-------- Task input
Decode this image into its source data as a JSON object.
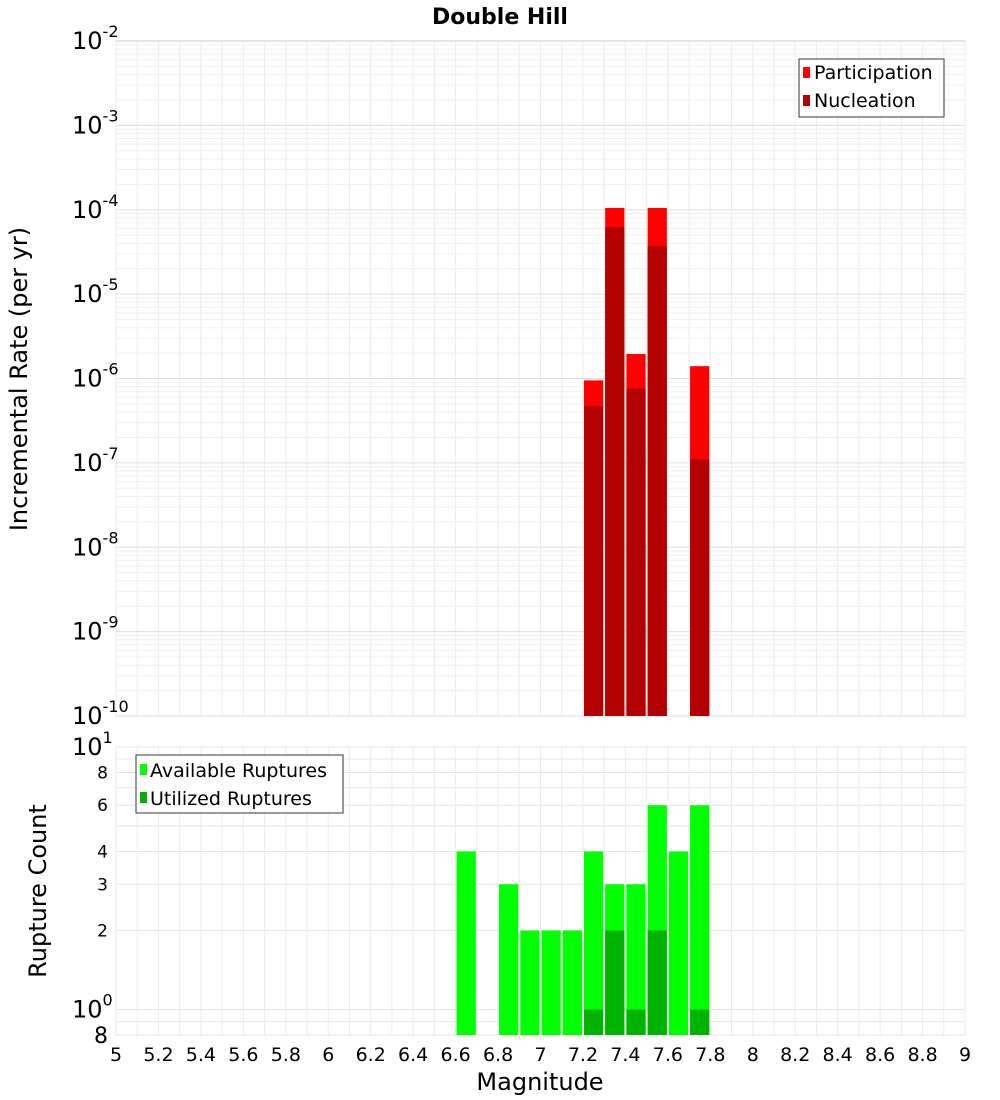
{
  "chart_data": [
    {
      "type": "bar",
      "title": "Double Hill",
      "ylabel": "Incremental Rate (per yr)",
      "yscale": "log",
      "ylim": [
        1e-10,
        0.01
      ],
      "ytick_labels": [
        {
          "base": "10",
          "exp": "-2"
        },
        {
          "base": "10",
          "exp": "-3"
        },
        {
          "base": "10",
          "exp": "-4"
        },
        {
          "base": "10",
          "exp": "-5"
        },
        {
          "base": "10",
          "exp": "-6"
        },
        {
          "base": "10",
          "exp": "-7"
        },
        {
          "base": "10",
          "exp": "-8"
        },
        {
          "base": "10",
          "exp": "-9"
        },
        {
          "base": "10",
          "exp": "-10"
        }
      ],
      "legend": {
        "placement": "top-right"
      },
      "grid": true,
      "x": [
        7.25,
        7.35,
        7.45,
        7.55,
        7.75
      ],
      "series": [
        {
          "name": "Participation",
          "color": "#ff0000",
          "values": [
            9.5e-07,
            0.000105,
            1.95e-06,
            0.000105,
            1.4e-06
          ]
        },
        {
          "name": "Nucleation",
          "color": "#b30000",
          "values": [
            4.7e-07,
            6.2e-05,
            7.6e-07,
            3.7e-05,
            1.1e-07
          ]
        }
      ]
    },
    {
      "type": "bar",
      "xlabel": "Magnitude",
      "ylabel": "Rupture Count",
      "yscale": "log",
      "ylim": [
        0.8,
        10
      ],
      "xlim": [
        5,
        9
      ],
      "xticks": [
        "5",
        "5.2",
        "5.4",
        "5.6",
        "5.8",
        "6",
        "6.2",
        "6.4",
        "6.6",
        "6.8",
        "7",
        "7.2",
        "7.4",
        "7.6",
        "7.8",
        "8",
        "8.2",
        "8.4",
        "8.6",
        "8.8",
        "9"
      ],
      "ytick_labels": [
        {
          "value": 8,
          "label": "8"
        },
        {
          "value": 6,
          "label": "6"
        },
        {
          "value": 4,
          "label": "4"
        },
        {
          "value": 3,
          "label": "3"
        },
        {
          "value": 2,
          "label": "2"
        }
      ],
      "ytick_power_labels": [
        {
          "value": 10,
          "base": "10",
          "exp": "1"
        },
        {
          "value": 1,
          "base": "10",
          "exp": "0"
        }
      ],
      "ybottom_label": "8",
      "legend": {
        "placement": "top-left"
      },
      "grid": true,
      "x": [
        6.65,
        6.85,
        6.95,
        7.05,
        7.15,
        7.25,
        7.35,
        7.45,
        7.55,
        7.65,
        7.75
      ],
      "series": [
        {
          "name": "Available Ruptures",
          "color": "#00ff00",
          "values": [
            4,
            3,
            2,
            2,
            2,
            4,
            3,
            3,
            6,
            4,
            6
          ]
        },
        {
          "name": "Utilized Ruptures",
          "color": "#00b300",
          "values": [
            0,
            0,
            0,
            0,
            0,
            1,
            2,
            1,
            2,
            0,
            1
          ]
        }
      ]
    }
  ]
}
----------------
Repeat the data above exactly, but not the pictures.

Decode this image into its source data as a JSON object.
{
  "chart_data": [
    {
      "type": "bar",
      "title": "Double Hill",
      "ylabel": "Incremental Rate (per yr)",
      "yscale": "log",
      "ylim": [
        1e-10,
        0.01
      ],
      "ytick_labels": [
        {
          "base": "10",
          "exp": "-2"
        },
        {
          "base": "10",
          "exp": "-3"
        },
        {
          "base": "10",
          "exp": "-4"
        },
        {
          "base": "10",
          "exp": "-5"
        },
        {
          "base": "10",
          "exp": "-6"
        },
        {
          "base": "10",
          "exp": "-7"
        },
        {
          "base": "10",
          "exp": "-8"
        },
        {
          "base": "10",
          "exp": "-9"
        },
        {
          "base": "10",
          "exp": "-10"
        }
      ],
      "legend": {
        "placement": "top-right"
      },
      "grid": true,
      "x": [
        7.25,
        7.35,
        7.45,
        7.55,
        7.75
      ],
      "series": [
        {
          "name": "Participation",
          "color": "#ff0000",
          "values": [
            9.5e-07,
            0.000105,
            1.95e-06,
            0.000105,
            1.4e-06
          ]
        },
        {
          "name": "Nucleation",
          "color": "#b30000",
          "values": [
            4.7e-07,
            6.2e-05,
            7.6e-07,
            3.7e-05,
            1.1e-07
          ]
        }
      ]
    },
    {
      "type": "bar",
      "xlabel": "Magnitude",
      "ylabel": "Rupture Count",
      "yscale": "log",
      "ylim": [
        0.8,
        10
      ],
      "xlim": [
        5,
        9
      ],
      "xticks": [
        "5",
        "5.2",
        "5.4",
        "5.6",
        "5.8",
        "6",
        "6.2",
        "6.4",
        "6.6",
        "6.8",
        "7",
        "7.2",
        "7.4",
        "7.6",
        "7.8",
        "8",
        "8.2",
        "8.4",
        "8.6",
        "8.8",
        "9"
      ],
      "ytick_labels": [
        {
          "value": 8,
          "label": "8"
        },
        {
          "value": 6,
          "label": "6"
        },
        {
          "value": 4,
          "label": "4"
        },
        {
          "value": 3,
          "label": "3"
        },
        {
          "value": 2,
          "label": "2"
        }
      ],
      "ytick_power_labels": [
        {
          "value": 10,
          "base": "10",
          "exp": "1"
        },
        {
          "value": 1,
          "base": "10",
          "exp": "0"
        }
      ],
      "ybottom_label": "8",
      "legend": {
        "placement": "top-left"
      },
      "grid": true,
      "x": [
        6.65,
        6.85,
        6.95,
        7.05,
        7.15,
        7.25,
        7.35,
        7.45,
        7.55,
        7.65,
        7.75
      ],
      "series": [
        {
          "name": "Available Ruptures",
          "color": "#00ff00",
          "values": [
            4,
            3,
            2,
            2,
            2,
            4,
            3,
            3,
            6,
            4,
            6
          ]
        },
        {
          "name": "Utilized Ruptures",
          "color": "#00b300",
          "values": [
            0,
            0,
            0,
            0,
            0,
            1,
            2,
            1,
            2,
            0,
            1
          ]
        }
      ]
    }
  ]
}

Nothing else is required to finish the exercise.